Dataset rows about figures:
■ ■ ■ ■ ■
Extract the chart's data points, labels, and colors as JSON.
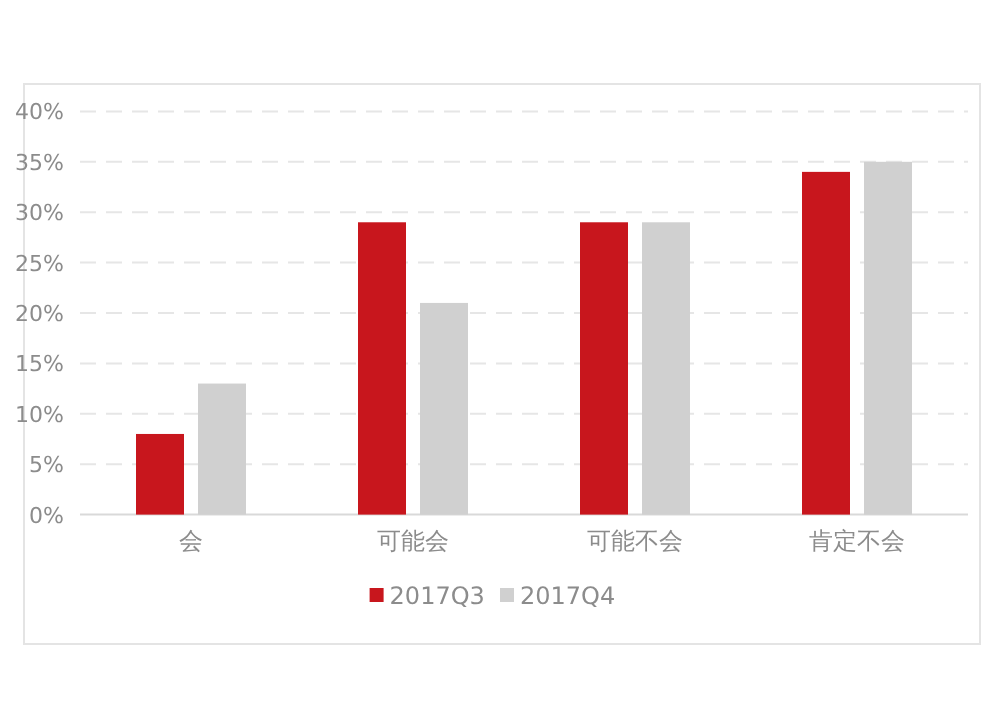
{
  "chart_data": {
    "type": "bar",
    "categories": [
      "会",
      "可能会",
      "可能不会",
      "肯定不会"
    ],
    "series": [
      {
        "name": "2017Q3",
        "color": "#c8161d",
        "values": [
          8,
          29,
          29,
          34
        ]
      },
      {
        "name": "2017Q4",
        "color": "#d0d0d0",
        "values": [
          13,
          21,
          29,
          35
        ]
      }
    ],
    "ylim": [
      0,
      40
    ],
    "yticks": [
      {
        "value": 0,
        "label": "0%"
      },
      {
        "value": 5,
        "label": "5%"
      },
      {
        "value": 10,
        "label": "10%"
      },
      {
        "value": 15,
        "label": "15%"
      },
      {
        "value": 20,
        "label": "20%"
      },
      {
        "value": 25,
        "label": "25%"
      },
      {
        "value": 30,
        "label": "30%"
      },
      {
        "value": 35,
        "label": "35%"
      },
      {
        "value": 40,
        "label": "40%"
      }
    ],
    "grid": "y",
    "legend": "bottom"
  }
}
■ ■ ■ ■ ■
▶ _Objective_: Leave out the pictures and transcribe everything else exactly.

▶ _Exercise output_:
Extract the chart's data points, labels, and colors as JSON.
{
  "chart_data": {
    "type": "bar",
    "categories": [
      "会",
      "可能会",
      "可能不会",
      "肯定不会"
    ],
    "series": [
      {
        "name": "2017Q3",
        "color": "#c8161d",
        "values": [
          8,
          29,
          29,
          34
        ]
      },
      {
        "name": "2017Q4",
        "color": "#d0d0d0",
        "values": [
          13,
          21,
          29,
          35
        ]
      }
    ],
    "ylim": [
      0,
      40
    ],
    "yticks": [
      {
        "value": 0,
        "label": "0%"
      },
      {
        "value": 5,
        "label": "5%"
      },
      {
        "value": 10,
        "label": "10%"
      },
      {
        "value": 15,
        "label": "15%"
      },
      {
        "value": 20,
        "label": "20%"
      },
      {
        "value": 25,
        "label": "25%"
      },
      {
        "value": 30,
        "label": "30%"
      },
      {
        "value": 35,
        "label": "35%"
      },
      {
        "value": 40,
        "label": "40%"
      }
    ],
    "grid": "y",
    "legend": "bottom"
  }
}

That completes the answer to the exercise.